Items.

****

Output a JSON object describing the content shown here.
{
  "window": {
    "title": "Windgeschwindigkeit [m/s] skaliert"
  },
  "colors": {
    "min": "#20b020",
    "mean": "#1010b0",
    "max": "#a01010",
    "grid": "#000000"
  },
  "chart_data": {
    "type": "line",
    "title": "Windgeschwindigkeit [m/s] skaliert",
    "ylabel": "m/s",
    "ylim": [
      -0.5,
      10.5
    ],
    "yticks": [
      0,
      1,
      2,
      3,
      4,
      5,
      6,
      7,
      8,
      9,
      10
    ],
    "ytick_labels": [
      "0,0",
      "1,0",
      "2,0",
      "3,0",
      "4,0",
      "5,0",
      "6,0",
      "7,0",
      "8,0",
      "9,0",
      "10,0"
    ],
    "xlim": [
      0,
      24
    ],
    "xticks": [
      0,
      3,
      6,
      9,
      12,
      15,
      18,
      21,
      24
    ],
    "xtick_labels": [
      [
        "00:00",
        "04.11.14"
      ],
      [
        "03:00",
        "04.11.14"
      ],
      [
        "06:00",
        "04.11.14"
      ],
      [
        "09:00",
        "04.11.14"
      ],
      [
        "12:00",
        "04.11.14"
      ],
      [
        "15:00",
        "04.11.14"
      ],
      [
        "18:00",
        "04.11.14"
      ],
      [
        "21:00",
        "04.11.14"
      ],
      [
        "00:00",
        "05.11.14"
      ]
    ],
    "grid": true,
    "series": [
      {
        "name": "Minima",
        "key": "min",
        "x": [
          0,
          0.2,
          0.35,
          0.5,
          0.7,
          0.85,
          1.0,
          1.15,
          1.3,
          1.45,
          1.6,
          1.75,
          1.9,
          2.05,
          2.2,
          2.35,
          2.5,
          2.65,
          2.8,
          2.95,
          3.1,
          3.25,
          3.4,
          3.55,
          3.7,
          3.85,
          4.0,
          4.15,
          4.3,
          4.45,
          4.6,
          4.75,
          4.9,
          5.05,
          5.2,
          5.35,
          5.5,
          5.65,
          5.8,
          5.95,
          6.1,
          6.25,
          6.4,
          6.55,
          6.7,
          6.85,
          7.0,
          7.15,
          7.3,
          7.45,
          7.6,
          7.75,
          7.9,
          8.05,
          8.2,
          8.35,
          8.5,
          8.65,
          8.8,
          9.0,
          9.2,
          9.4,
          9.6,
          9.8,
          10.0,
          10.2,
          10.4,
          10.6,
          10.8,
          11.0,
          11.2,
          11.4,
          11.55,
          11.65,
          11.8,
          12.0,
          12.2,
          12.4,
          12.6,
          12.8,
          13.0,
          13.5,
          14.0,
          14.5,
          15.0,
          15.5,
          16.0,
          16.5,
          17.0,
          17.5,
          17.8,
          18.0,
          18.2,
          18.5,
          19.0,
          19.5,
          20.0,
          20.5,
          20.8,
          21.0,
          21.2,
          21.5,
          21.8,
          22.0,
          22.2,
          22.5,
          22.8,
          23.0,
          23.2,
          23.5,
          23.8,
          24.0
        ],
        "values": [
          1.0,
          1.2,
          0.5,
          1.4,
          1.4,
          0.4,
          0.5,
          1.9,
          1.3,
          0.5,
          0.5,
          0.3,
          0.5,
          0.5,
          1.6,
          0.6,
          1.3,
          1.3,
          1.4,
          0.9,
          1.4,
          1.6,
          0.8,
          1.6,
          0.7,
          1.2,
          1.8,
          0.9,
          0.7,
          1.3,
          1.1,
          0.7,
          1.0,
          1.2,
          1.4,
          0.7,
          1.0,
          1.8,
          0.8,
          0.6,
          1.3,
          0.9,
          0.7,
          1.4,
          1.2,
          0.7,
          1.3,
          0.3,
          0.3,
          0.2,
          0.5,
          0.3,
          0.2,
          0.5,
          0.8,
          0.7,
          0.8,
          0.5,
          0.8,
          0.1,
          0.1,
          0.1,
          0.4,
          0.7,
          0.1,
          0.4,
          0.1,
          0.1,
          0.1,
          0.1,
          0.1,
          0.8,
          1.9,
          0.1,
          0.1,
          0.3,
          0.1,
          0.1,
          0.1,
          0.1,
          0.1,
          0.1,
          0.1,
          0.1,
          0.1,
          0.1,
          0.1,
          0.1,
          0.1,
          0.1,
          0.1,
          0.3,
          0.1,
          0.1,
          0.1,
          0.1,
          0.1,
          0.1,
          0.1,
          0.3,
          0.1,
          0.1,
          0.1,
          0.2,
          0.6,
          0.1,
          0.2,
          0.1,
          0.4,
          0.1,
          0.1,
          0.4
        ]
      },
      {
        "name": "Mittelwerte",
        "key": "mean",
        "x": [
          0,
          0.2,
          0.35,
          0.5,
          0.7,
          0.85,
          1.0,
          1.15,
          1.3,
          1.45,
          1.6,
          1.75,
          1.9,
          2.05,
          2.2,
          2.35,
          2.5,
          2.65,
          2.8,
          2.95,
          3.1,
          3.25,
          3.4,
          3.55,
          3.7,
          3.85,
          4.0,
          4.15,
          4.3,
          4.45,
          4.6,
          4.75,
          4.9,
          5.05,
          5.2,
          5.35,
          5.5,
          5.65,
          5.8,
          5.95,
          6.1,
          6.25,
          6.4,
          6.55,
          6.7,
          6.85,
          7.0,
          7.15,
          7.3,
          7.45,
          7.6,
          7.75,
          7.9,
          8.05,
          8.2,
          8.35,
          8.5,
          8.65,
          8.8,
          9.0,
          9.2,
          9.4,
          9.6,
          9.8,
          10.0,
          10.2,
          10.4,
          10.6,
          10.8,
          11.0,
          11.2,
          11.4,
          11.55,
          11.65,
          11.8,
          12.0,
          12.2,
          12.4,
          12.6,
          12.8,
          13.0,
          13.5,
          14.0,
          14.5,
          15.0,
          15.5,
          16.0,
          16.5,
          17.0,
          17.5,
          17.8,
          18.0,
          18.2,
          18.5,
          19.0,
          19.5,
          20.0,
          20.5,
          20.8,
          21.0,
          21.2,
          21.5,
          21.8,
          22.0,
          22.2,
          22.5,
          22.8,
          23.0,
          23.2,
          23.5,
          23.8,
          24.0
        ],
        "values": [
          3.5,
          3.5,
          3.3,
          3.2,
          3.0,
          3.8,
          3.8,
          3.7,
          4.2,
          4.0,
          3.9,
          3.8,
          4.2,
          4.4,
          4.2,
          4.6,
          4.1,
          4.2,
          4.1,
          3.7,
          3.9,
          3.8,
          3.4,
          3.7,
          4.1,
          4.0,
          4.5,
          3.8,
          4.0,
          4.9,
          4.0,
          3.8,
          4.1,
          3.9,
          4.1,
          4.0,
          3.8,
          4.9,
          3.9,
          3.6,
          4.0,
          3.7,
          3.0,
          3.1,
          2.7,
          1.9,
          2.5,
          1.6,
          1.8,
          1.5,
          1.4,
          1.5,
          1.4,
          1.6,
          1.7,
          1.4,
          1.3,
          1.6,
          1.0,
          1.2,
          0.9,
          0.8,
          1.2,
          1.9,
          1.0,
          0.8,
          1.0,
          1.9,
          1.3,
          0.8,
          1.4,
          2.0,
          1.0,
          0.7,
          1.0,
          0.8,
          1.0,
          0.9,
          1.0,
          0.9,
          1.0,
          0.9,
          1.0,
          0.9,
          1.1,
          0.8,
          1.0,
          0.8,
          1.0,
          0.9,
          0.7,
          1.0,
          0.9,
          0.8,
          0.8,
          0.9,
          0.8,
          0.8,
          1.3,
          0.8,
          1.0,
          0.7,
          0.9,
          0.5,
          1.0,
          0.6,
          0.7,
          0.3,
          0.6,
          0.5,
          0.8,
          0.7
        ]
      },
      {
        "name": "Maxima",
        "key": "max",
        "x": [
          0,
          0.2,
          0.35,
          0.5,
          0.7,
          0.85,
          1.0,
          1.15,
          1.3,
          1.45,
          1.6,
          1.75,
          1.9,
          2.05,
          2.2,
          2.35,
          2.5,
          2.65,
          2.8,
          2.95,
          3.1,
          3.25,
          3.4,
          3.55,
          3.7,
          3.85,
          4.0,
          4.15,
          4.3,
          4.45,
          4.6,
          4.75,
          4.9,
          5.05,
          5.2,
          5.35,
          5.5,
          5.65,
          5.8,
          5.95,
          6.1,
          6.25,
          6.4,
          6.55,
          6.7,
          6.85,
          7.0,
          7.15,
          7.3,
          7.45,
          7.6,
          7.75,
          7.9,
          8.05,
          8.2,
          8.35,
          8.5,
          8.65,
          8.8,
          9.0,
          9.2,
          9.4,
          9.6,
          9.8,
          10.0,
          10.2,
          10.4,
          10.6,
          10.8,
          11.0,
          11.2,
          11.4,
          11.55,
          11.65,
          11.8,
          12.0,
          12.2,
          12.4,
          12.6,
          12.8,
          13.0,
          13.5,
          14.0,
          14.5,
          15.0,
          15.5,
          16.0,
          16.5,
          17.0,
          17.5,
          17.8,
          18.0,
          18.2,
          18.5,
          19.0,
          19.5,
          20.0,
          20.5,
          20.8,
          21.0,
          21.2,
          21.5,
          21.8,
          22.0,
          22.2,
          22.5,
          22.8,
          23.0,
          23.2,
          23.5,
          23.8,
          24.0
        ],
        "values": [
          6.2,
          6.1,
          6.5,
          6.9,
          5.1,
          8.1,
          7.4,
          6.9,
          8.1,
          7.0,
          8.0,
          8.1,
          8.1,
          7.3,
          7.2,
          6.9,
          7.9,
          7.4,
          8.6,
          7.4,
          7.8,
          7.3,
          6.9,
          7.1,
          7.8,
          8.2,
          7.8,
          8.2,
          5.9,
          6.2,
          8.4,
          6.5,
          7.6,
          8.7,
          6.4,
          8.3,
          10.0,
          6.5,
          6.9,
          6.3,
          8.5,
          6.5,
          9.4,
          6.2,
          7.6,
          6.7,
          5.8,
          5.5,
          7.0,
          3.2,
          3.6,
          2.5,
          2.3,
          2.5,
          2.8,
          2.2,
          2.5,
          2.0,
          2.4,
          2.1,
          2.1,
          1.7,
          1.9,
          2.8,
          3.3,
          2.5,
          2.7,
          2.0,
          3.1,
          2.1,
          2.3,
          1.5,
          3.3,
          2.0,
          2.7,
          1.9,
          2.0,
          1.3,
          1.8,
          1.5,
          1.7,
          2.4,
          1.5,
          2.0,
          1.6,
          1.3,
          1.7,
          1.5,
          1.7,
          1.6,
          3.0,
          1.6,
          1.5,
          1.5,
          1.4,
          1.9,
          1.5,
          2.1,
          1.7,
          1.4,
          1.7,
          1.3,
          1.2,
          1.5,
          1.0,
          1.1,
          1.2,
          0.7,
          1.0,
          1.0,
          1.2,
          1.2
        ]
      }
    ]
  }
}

****

Exercise directions. Return each line among the entries that holds the word "Windgeschwindigkeit".

Problem solution.
    "title": "Windgeschwindigkeit [m/s] skaliert"
    "title": "Windgeschwindigkeit [m/s] skaliert",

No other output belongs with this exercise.